Each line of the material below that holds the word "JSON" needs to be copied.
##### STORED RECORDS
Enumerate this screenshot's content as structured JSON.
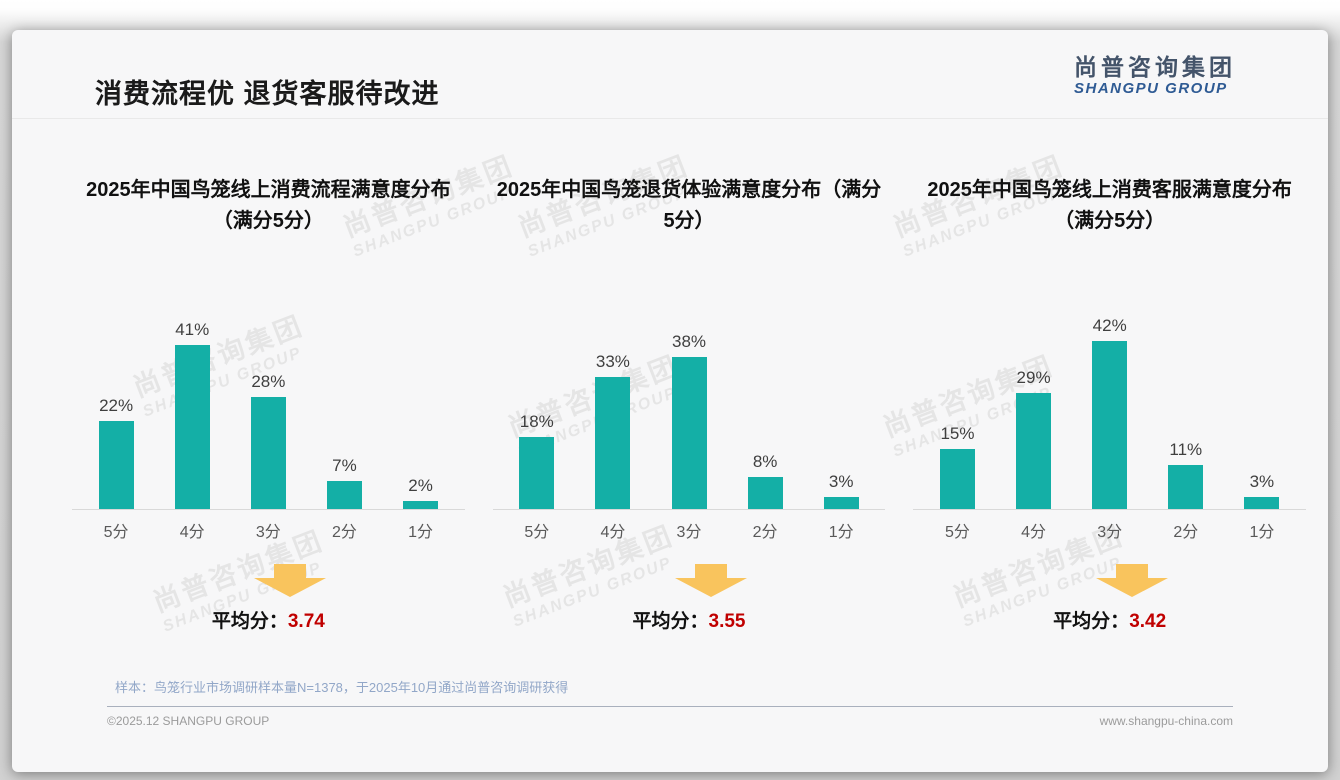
{
  "slide": {
    "title": "消费流程优 退货客服待改进",
    "logo": {
      "cn": "尚普咨询集团",
      "en": "SHANGPU GROUP"
    },
    "watermark": {
      "cn": "尚普咨询集团",
      "en": "SHANGPU GROUP"
    },
    "footnote": "样本：鸟笼行业市场调研样本量N=1378，于2025年10月通过尚普咨询调研获得",
    "copyright": "©2025.12 SHANGPU GROUP",
    "website": "www.shangpu-china.com"
  },
  "colors": {
    "bar_teal": "#14AFA6",
    "average_red": "#C00000",
    "arrow_orange": "#F9C45D",
    "logo_blue": "#2F5B94",
    "logo_dark": "#44546A",
    "footnote_blue": "#92A7C8"
  },
  "chart_data": [
    {
      "type": "bar",
      "title": "2025年中国鸟笼线上消费流程满意度分布（满分5分）",
      "categories": [
        "5分",
        "4分",
        "3分",
        "2分",
        "1分"
      ],
      "values": [
        22,
        41,
        28,
        7,
        2
      ],
      "unit": "%",
      "ylim": [
        0,
        45
      ],
      "grid": false,
      "legend": "none",
      "average_label": "平均分：",
      "average": "3.74"
    },
    {
      "type": "bar",
      "title": "2025年中国鸟笼退货体验满意度分布（满分5分）",
      "categories": [
        "5分",
        "4分",
        "3分",
        "2分",
        "1分"
      ],
      "values": [
        18,
        33,
        38,
        8,
        3
      ],
      "unit": "%",
      "ylim": [
        0,
        45
      ],
      "grid": false,
      "legend": "none",
      "average_label": "平均分：",
      "average": "3.55"
    },
    {
      "type": "bar",
      "title": "2025年中国鸟笼线上消费客服满意度分布（满分5分）",
      "categories": [
        "5分",
        "4分",
        "3分",
        "2分",
        "1分"
      ],
      "values": [
        15,
        29,
        42,
        11,
        3
      ],
      "unit": "%",
      "ylim": [
        0,
        45
      ],
      "grid": false,
      "legend": "none",
      "average_label": "平均分：",
      "average": "3.42"
    }
  ]
}
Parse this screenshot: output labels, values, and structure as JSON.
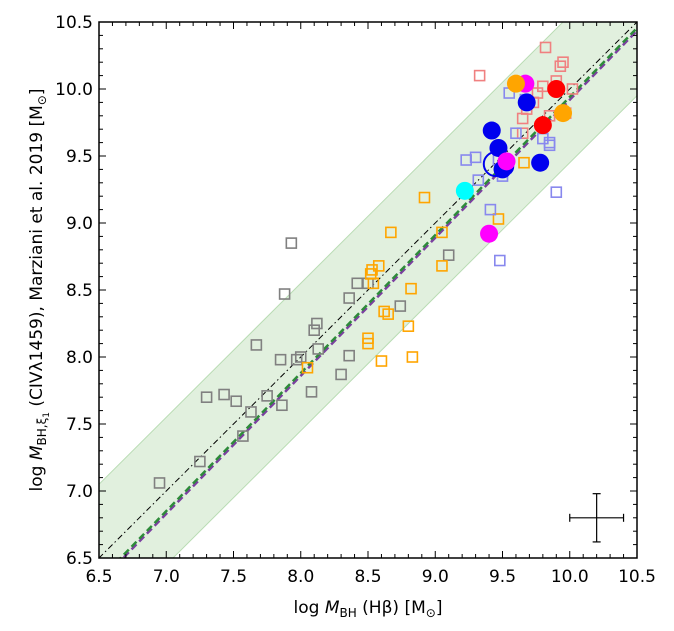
##########
→ CORRECT RESULT
Enumerate this screenshot's content as structured JSON.
Parse this screenshot: output labels, values, and structure as JSON.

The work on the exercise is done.